## Reading text
# Chael and his Boxing background.



## SideWays222 (Sep 9, 2008)

How come i have read plenty of times on this forum that Chael Sonnen has no type of boxing background whatsoever. Iv read this quiet often and i started to believe it. But then during the "Primetime???" i heard Joe Rogan say that Chael Sonnen is a golden gloves boxer. I dont know much about the "Golden Glove" boxing title except that it has to do with Amateur boxing Tournaments and i think you can enter at age 16 and up. 

So even though i cant find much about Chaels boxing background i would think Joe Rogan is correct about this information and people claiming that Chael has no boxing background whatsoever are wrong. Would this be a fair statement?? or do you guys think Joe Rogan just made that up??? (Which i believe is unlikely)
I do recall Chael saying that if it wasnt for wrestling chances are he would have pursued a career in boxing with his dad backing him up.


----------



## LL (Mar 12, 2011)

I've never heard of him having a Golden Gloves background.

I do know he's got some sort of amateur background though.


----------



## SideWays222 (Sep 9, 2008)

TheLyotoLegion said:


> I've never heard of him having a Golden Gloves background.
> 
> I do know he's got some sort of amateur background though.


Well his amateur boxing background and golden gloves go hand in hand.

Yeah i wasnt certain about it but Joe Rogan mentioned it in the prime time while talking about the success Chael had on his feet against Anderson.






It wasnt the primetime i was talking about but i did find the video where Joe Rogan says it. Go to 3:35 of the video.


----------



## Life B Ez (Jan 23, 2010)

Joe has been wrong before, he might have also just meant he competed in the golden gloves.

This kind of pertains to this, and it's an interesting read.

Not taking time to upload all the video or gifs, so just click the link.



> UFC 148 Judo Chop: How Chael Sonnen Out Struck Anderson Silva
> 
> In monday's article I spent almost 4000 words searching for a ***** in Anderson Silva's armour, and came to the conclusion that the holes in Silva's game certainly require a unique skill set to exploit. I won't say a rounded skill set because almost no-one at middleweight has one of those; which is in no small part responsible for Anderson's incredible success and consistency. It seems that one needs a world class ground game or the threat of world class takedowns to force Anderson to square up to sprawl, then - while continuing to threaten with the takedown - power strikes must be mixed in. I also demonstrated that few people have ever had that much success (at least in the octagon) in closing the distance if they are in the opposite stance to Silva (or Open Guard).
> 
> ...


http://www.bloodyelbow.com/2012/7/4...op-how-chael-sonnen-out-struck-anderson-silva


----------



## SideWays222 (Sep 9, 2008)

Life B Ez said:


> Joe has been wrong before, he might have also just meant he competed in the golden gloves.

Records of element boundaries:
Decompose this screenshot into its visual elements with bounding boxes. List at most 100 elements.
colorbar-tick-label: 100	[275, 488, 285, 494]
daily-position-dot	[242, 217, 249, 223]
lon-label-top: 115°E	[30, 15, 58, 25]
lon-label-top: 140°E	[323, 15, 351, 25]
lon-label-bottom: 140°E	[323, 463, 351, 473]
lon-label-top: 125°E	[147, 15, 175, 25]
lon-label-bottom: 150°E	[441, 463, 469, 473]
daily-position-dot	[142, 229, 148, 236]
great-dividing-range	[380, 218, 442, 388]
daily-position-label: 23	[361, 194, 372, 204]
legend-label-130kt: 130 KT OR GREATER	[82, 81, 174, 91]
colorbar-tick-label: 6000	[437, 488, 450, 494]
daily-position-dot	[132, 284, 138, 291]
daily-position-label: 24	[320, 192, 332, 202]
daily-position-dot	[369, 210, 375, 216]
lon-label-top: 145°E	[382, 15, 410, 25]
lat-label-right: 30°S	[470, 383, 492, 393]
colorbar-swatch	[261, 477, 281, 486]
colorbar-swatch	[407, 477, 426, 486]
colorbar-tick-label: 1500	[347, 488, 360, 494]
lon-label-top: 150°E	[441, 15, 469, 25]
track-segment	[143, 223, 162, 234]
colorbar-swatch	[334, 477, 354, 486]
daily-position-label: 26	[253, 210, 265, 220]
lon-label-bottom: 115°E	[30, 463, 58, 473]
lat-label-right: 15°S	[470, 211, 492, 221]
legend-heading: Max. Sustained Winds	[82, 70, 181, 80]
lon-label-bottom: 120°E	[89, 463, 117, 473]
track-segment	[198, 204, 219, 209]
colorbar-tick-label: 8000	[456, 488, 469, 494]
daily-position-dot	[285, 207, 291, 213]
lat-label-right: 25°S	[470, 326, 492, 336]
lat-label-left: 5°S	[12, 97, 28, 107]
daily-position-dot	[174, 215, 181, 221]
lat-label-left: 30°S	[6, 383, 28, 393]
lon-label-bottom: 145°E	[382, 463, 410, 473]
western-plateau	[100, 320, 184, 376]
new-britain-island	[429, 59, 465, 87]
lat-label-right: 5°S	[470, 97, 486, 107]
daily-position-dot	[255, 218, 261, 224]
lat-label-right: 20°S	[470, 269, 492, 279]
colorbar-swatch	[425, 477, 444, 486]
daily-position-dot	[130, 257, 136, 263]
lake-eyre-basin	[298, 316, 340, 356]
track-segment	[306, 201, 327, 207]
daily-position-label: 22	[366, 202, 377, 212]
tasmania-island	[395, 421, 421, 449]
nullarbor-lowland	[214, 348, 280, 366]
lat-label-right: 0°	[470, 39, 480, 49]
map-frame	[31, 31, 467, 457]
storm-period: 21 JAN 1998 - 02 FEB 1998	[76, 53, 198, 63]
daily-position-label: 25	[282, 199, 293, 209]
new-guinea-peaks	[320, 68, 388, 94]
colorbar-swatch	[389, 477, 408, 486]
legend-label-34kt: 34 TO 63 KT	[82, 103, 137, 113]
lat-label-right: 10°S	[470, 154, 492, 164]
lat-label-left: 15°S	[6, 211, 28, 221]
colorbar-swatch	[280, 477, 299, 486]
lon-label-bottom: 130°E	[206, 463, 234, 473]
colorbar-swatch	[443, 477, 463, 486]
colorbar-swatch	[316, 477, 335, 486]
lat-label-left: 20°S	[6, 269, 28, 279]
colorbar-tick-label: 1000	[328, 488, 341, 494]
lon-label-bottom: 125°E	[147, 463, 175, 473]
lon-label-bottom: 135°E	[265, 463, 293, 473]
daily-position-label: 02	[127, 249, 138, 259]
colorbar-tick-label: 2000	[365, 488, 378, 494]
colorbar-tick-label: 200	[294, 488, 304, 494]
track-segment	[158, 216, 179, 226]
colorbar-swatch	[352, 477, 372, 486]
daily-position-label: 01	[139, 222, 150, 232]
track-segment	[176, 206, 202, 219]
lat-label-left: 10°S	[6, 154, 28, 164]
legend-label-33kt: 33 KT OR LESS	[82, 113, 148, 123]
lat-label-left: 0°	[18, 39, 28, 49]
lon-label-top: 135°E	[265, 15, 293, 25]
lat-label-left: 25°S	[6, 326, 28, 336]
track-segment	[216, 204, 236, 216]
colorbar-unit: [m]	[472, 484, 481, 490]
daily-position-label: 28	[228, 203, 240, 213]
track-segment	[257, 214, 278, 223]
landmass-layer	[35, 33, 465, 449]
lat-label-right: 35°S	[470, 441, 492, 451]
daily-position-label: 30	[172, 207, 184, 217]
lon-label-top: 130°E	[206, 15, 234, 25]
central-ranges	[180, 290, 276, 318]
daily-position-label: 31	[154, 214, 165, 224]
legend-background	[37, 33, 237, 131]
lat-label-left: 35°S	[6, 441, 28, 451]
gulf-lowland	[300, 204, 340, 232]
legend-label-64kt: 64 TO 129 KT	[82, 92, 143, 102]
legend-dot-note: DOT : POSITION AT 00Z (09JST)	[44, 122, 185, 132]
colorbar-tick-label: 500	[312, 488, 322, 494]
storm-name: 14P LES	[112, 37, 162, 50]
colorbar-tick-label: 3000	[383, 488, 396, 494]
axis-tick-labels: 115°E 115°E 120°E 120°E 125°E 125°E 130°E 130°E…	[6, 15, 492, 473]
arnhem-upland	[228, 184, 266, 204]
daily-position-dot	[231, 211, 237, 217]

## Directions
Print the passage of the forum thread above between "## Life B Ez" and "an interesting read.", inclusive, with no changes.

## Output of the task
## Life B Ez (Jan 23, 2010)

Joe has been wrong before, he might have also just meant he competed in the golden gloves.

This kind of pertains to this, and it's an interesting read.